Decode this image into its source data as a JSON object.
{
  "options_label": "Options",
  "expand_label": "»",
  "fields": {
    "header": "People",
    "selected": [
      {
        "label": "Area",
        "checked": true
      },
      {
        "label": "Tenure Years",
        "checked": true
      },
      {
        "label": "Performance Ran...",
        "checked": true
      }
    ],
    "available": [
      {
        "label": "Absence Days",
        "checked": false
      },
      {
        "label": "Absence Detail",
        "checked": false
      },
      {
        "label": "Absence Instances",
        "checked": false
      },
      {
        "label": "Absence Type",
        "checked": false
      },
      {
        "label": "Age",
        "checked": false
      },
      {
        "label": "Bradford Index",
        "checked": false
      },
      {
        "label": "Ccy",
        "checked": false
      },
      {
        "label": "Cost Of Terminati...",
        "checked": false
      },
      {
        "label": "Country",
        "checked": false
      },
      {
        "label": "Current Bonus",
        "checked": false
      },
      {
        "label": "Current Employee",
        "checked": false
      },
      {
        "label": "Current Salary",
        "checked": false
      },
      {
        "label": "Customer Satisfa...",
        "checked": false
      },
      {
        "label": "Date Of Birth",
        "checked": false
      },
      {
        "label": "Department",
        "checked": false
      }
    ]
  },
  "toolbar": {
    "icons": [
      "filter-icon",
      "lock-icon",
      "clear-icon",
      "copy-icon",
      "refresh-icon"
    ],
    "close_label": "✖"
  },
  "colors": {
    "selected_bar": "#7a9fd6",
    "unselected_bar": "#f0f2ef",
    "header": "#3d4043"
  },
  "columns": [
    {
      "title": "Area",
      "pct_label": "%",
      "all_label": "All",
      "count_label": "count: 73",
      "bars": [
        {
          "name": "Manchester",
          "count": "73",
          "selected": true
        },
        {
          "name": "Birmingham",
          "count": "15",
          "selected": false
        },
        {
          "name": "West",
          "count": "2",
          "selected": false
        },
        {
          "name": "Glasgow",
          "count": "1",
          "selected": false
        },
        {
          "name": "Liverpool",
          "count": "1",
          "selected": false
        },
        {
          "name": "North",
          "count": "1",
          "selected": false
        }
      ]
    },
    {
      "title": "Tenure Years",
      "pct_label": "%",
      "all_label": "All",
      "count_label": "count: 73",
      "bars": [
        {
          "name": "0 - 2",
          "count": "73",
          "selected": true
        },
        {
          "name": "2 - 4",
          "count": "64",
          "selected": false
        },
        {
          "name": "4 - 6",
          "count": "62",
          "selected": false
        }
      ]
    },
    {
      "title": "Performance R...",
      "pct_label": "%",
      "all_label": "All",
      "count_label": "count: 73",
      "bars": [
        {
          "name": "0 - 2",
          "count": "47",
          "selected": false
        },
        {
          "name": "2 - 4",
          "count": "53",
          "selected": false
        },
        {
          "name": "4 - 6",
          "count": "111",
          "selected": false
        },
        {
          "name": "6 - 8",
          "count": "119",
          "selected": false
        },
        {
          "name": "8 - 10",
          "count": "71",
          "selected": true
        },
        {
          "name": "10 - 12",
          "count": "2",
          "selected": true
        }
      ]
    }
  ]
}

> **Do this**: Retype every entry word for word.

> **Full output**:
Decode this image into its source data as a JSON object.
{
  "options_label": "Options",
  "expand_label": "»",
  "fields": {
    "header": "People",
    "selected": [
      {
        "label": "Area",
        "checked": true
      },
      {
        "label": "Tenure Years",
        "checked": true
      },
      {
        "label": "Performance Ran...",
        "checked": true
      }
    ],
    "available": [
      {
        "label": "Absence Days",
        "checked": false
      },
      {
        "label": "Absence Detail",
        "checked": false
      },
      {
        "label": "Absence Instances",
        "checked": false
      },
      {
        "label": "Absence Type",
        "checked": false
      },
      {
        "label": "Age",
        "checked": false
      },
      {
        "label": "Bradford Index",
        "checked": false
      },
      {
        "label": "Ccy",
        "checked": false
      },
      {
        "label": "Cost Of Terminati...",
        "checked": false
      },
      {
        "label": "Country",
        "checked": false
      },
      {
        "label": "Current Bonus",
        "checked": false
      },
      {
        "label": "Current Employee",
        "checked": false
      },
      {
        "label": "Current Salary",
        "checked": false
      },
      {
        "label": "Customer Satisfa...",
        "checked": false
      },
      {
        "label": "Date Of Birth",
        "checked": false
      },
      {
        "label": "Department",
        "checked": false
      }
    ]
  },
  "toolbar": {
    "icons": [
      "filter-icon",
      "lock-icon",
      "clear-icon",
      "copy-icon",
      "refresh-icon"
    ],
    "close_label": "✖"
  },
  "colors": {
    "selected_bar": "#7a9fd6",
    "unselected_bar": "#f0f2ef",
    "header": "#3d4043"
  },
  "columns": [
    {
      "title": "Area",
      "pct_label": "%",
      "all_label": "All",
      "count_label": "count: 73",
      "bars": [
        {
          "name": "Manchester",
          "count": "73",
          "selected": true
        },
        {
          "name": "Birmingham",
          "count": "15",
          "selected": false
        },
        {
          "name": "West",
          "count": "2",
          "selected": false
        },
        {
          "name": "Glasgow",
          "count": "1",
          "selected": false
        },
        {
          "name": "Liverpool",
          "count": "1",
          "selected": false
        },
        {
          "name": "North",
          "count": "1",
          "selected": false
        }
      ]
    },
    {
      "title": "Tenure Years",
      "pct_label": "%",
      "all_label": "All",
      "count_label": "count: 73",
      "bars": [
        {
          "name": "0 - 2",
          "count": "73",
          "selected": true
        },
        {
          "name": "2 - 4",
          "count": "64",
          "selected": false
        },
        {
          "name": "4 - 6",
          "count": "62",
          "selected": false
        }
      ]
    },
    {
      "title": "Performance R...",
      "pct_label": "%",
      "all_label": "All",
      "count_label": "count: 73",
      "bars": [
        {
          "name": "0 - 2",
          "count": "47",
          "selected": false
        },
        {
          "name": "2 - 4",
          "count": "53",
          "selected": false
        },
        {
          "name": "4 - 6",
          "count": "111",
          "selected": false
        },
        {
          "name": "6 - 8",
          "count": "119",
          "selected": false
        },
        {
          "name": "8 - 10",
          "count": "71",
          "selected": true
        },
        {
          "name": "10 - 12",
          "count": "2",
          "selected": true
        }
      ]
    }
  ]
}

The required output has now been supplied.